== Records supplied

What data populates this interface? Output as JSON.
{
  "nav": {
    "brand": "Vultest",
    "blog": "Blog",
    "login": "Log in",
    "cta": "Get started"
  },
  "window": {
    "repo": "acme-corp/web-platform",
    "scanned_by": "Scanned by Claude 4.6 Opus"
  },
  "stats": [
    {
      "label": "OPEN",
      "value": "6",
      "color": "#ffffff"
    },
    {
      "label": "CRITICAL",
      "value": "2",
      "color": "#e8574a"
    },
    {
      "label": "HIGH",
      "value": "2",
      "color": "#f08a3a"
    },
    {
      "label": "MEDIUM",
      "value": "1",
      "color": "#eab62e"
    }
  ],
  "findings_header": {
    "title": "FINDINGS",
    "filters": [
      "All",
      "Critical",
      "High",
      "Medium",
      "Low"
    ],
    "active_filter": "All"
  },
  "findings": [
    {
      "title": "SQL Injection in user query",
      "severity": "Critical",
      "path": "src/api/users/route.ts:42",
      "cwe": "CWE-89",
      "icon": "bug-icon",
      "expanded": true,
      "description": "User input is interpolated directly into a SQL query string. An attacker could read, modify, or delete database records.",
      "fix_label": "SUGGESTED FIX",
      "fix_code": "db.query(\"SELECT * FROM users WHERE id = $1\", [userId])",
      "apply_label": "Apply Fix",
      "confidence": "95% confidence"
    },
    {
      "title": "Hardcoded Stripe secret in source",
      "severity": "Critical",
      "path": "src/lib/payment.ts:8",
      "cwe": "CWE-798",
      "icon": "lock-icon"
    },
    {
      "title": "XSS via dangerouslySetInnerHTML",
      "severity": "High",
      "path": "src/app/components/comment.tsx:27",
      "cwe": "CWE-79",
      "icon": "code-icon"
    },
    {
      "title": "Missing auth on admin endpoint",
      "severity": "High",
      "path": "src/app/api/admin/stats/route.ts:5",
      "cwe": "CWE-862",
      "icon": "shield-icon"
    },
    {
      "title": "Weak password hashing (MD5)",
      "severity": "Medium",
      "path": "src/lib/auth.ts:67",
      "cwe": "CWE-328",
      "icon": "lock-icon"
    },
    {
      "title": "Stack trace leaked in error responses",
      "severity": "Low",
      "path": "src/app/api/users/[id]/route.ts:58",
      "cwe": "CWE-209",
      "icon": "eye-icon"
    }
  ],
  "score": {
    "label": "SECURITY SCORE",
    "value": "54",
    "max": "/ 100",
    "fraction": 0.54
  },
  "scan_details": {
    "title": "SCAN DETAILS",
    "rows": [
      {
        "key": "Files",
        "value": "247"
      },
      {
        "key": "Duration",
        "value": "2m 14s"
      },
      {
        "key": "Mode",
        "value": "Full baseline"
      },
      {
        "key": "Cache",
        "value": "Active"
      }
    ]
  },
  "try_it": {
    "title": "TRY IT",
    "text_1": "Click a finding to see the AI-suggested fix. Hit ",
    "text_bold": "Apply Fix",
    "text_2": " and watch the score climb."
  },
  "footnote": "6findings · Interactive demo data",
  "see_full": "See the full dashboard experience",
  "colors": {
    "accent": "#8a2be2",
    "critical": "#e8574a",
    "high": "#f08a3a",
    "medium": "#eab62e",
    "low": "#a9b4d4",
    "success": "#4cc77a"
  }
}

====
== Records supplied

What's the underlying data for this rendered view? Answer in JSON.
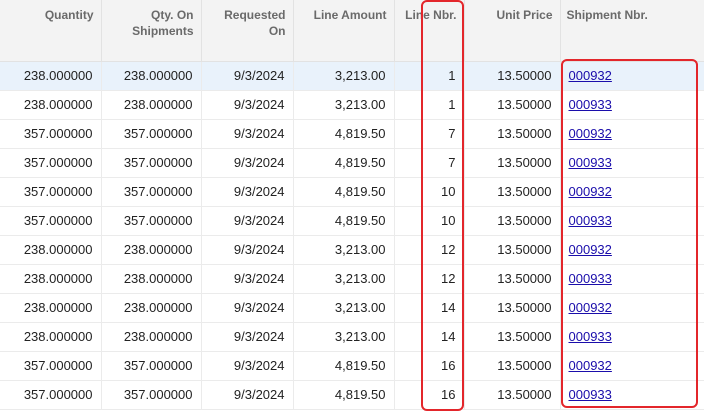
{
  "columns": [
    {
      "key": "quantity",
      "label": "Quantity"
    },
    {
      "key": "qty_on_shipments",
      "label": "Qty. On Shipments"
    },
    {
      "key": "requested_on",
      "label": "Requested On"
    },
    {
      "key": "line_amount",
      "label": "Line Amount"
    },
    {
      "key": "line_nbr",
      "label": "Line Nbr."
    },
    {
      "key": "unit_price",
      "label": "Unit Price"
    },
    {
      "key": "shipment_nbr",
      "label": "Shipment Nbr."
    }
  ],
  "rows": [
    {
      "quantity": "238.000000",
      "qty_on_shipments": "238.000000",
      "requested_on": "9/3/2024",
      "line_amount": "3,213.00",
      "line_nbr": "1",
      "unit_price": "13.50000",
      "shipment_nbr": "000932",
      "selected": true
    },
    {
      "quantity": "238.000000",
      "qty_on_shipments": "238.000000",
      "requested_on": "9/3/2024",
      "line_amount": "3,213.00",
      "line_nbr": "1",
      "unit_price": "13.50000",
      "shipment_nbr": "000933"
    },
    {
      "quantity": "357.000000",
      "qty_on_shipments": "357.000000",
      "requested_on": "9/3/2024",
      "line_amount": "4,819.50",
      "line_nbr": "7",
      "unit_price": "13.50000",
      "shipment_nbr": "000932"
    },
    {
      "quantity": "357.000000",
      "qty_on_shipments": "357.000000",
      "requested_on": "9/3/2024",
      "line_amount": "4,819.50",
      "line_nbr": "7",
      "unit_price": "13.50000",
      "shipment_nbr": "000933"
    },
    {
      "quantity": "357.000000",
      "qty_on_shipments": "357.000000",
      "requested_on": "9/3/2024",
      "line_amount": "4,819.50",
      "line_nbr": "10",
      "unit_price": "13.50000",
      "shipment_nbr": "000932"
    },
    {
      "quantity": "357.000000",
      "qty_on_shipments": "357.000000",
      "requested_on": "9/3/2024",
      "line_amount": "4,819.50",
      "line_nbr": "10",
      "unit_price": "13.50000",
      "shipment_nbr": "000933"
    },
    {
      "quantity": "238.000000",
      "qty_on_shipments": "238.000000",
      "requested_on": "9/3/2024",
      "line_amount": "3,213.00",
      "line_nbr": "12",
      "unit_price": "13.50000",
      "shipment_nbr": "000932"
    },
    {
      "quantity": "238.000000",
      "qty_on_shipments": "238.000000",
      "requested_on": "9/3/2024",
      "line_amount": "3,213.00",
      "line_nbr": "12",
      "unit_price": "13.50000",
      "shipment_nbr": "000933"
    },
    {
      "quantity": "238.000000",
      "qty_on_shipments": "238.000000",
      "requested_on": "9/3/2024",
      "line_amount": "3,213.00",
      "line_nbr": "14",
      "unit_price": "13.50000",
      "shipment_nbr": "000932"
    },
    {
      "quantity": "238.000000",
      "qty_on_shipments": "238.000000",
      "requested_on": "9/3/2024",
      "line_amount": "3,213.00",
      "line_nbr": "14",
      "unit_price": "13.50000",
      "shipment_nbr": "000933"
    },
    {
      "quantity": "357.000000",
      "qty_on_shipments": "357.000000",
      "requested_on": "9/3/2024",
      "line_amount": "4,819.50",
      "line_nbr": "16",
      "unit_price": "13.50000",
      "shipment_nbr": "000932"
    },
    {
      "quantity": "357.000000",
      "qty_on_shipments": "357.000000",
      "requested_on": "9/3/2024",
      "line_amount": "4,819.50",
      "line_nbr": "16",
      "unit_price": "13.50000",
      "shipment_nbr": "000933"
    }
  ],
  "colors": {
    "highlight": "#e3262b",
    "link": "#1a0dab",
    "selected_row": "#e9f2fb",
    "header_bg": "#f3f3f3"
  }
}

====

• Task requirements
Copy out each line in the listing that has the word "admin".

• Task response
      "title": "Missing auth on admin endpoint",
      "path": "src/app/api/admin/stats/route.ts:5",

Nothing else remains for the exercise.